RECORDS FOR THE EXERCISE
################
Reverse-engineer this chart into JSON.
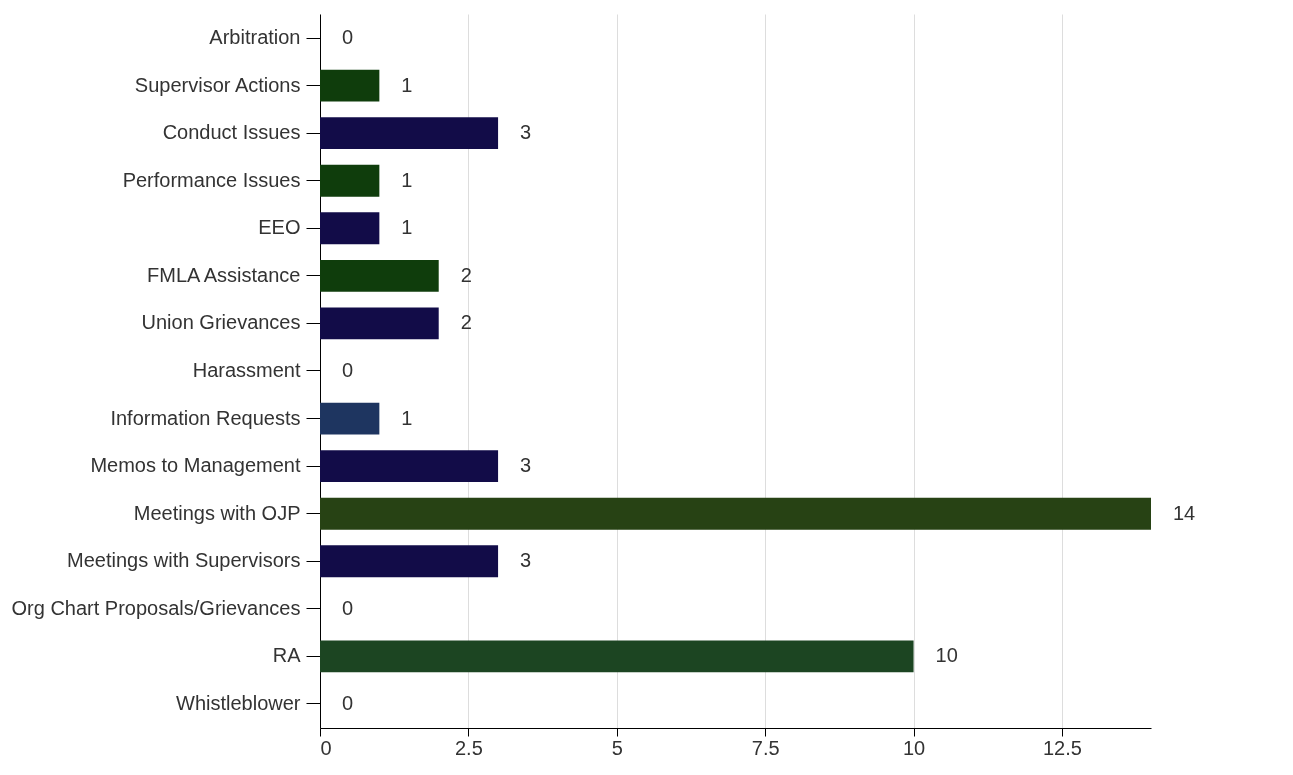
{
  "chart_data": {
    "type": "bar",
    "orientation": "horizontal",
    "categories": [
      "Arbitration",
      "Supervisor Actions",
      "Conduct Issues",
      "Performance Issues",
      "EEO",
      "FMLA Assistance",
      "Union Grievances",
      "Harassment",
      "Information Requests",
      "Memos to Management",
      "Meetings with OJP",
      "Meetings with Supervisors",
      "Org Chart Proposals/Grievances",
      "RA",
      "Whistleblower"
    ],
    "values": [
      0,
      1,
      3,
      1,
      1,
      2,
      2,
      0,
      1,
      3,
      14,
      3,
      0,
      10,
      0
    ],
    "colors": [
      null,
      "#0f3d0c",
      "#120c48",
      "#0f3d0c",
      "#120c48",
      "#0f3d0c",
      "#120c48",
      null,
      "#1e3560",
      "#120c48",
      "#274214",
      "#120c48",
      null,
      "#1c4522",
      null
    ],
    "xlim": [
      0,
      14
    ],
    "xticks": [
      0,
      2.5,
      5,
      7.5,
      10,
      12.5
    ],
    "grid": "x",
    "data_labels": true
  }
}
################
Only the number is wanted: how many lines in the data include the word "Grievances"?

2